> _Given entries_
>> start
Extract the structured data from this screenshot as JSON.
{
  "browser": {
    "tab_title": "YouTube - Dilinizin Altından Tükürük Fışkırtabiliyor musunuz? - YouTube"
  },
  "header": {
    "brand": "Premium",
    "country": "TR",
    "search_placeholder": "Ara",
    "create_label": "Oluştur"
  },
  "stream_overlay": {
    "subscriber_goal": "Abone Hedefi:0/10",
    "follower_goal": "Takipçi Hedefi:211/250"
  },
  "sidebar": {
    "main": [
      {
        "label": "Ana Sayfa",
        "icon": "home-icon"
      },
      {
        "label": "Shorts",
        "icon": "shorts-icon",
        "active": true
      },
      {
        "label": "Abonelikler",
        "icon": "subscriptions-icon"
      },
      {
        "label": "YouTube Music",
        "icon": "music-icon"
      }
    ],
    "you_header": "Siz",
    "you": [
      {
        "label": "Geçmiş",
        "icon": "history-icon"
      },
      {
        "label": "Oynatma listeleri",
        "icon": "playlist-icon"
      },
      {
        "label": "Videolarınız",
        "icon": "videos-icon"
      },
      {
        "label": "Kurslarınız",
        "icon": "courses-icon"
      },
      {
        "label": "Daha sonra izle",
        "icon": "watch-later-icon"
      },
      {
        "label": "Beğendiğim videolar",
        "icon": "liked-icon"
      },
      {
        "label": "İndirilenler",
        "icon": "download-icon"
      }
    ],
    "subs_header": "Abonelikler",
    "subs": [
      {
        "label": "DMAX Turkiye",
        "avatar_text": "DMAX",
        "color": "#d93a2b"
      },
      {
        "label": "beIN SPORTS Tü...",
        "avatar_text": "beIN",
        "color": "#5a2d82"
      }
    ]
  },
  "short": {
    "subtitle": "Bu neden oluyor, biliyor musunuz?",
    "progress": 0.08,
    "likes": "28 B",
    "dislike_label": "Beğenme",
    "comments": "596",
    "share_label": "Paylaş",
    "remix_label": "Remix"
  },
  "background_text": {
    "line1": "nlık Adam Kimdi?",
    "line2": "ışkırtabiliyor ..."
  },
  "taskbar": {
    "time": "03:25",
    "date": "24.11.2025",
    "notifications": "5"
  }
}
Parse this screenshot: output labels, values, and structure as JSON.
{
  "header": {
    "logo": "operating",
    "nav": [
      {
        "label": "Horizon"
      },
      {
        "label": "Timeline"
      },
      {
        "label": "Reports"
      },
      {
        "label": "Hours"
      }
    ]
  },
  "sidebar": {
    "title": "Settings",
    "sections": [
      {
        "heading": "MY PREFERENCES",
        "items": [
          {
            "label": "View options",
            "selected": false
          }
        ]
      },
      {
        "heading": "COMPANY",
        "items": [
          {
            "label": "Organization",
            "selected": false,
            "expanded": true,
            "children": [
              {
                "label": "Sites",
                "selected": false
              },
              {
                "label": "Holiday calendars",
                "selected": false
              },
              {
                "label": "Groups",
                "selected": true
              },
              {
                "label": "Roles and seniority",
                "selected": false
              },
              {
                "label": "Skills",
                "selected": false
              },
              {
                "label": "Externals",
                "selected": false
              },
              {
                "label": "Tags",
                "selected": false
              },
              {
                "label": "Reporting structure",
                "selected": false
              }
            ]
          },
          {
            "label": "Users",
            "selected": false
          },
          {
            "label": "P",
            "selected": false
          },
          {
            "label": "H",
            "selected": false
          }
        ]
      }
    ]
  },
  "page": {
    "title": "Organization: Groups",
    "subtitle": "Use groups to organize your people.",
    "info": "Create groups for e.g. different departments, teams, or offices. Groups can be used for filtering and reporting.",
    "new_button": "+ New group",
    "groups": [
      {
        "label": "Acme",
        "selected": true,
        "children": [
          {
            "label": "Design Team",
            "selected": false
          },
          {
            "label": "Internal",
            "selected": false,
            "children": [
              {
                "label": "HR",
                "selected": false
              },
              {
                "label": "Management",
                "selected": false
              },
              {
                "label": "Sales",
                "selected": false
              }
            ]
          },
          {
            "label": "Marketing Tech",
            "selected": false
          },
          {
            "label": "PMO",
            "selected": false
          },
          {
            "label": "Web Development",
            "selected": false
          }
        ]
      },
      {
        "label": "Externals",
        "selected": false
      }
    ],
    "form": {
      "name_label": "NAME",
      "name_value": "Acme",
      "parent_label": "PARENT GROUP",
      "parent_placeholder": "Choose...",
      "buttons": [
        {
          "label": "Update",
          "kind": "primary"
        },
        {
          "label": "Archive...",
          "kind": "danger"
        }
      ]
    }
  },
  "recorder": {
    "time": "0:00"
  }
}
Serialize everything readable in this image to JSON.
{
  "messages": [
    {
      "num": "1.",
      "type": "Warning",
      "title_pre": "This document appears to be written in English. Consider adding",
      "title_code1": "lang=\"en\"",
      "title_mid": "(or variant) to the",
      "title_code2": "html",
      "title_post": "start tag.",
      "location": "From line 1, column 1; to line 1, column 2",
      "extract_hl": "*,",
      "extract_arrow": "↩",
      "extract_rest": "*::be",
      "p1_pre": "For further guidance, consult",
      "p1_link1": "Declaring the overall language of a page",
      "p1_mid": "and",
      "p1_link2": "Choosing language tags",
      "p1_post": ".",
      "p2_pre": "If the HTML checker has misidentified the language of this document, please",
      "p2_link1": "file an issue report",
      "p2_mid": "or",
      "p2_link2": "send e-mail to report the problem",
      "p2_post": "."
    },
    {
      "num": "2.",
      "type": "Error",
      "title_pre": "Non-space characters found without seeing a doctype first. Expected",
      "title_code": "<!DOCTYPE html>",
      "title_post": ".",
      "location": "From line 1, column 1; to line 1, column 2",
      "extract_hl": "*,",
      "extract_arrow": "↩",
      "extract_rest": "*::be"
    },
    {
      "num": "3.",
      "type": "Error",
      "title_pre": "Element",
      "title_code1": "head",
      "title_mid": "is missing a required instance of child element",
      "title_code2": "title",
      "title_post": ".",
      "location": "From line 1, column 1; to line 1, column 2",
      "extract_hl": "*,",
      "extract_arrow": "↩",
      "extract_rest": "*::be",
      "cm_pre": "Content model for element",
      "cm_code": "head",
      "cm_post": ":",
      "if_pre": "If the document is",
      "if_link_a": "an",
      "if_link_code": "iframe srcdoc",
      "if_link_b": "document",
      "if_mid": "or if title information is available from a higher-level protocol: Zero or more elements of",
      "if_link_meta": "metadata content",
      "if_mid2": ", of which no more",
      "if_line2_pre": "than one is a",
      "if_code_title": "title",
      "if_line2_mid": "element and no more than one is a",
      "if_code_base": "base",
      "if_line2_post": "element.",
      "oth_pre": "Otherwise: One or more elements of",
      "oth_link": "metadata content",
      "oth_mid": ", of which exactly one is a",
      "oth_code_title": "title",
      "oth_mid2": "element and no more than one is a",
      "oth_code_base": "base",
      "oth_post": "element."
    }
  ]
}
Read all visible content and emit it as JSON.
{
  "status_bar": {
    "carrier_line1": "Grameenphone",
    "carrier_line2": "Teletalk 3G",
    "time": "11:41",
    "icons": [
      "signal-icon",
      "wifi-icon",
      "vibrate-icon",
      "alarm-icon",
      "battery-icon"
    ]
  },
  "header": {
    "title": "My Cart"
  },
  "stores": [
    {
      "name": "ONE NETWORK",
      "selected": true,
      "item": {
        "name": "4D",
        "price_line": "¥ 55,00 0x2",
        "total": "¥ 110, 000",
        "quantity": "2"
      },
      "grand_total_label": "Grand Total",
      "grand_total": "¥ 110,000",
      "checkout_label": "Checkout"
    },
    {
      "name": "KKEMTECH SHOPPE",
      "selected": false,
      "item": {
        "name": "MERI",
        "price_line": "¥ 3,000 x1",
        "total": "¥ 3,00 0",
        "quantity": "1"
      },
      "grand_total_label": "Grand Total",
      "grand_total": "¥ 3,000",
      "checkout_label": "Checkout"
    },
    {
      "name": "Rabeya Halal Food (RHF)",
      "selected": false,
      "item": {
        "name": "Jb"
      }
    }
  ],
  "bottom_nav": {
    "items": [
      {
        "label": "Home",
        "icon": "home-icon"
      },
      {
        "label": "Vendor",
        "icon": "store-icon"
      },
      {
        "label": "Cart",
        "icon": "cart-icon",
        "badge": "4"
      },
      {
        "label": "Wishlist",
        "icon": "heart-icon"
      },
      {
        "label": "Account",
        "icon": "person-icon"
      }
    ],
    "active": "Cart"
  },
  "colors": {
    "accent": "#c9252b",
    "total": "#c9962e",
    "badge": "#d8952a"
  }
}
>> end
> _Work to complete_
State only the count of lines above that hold the string "true".

> _Exercise solution_
5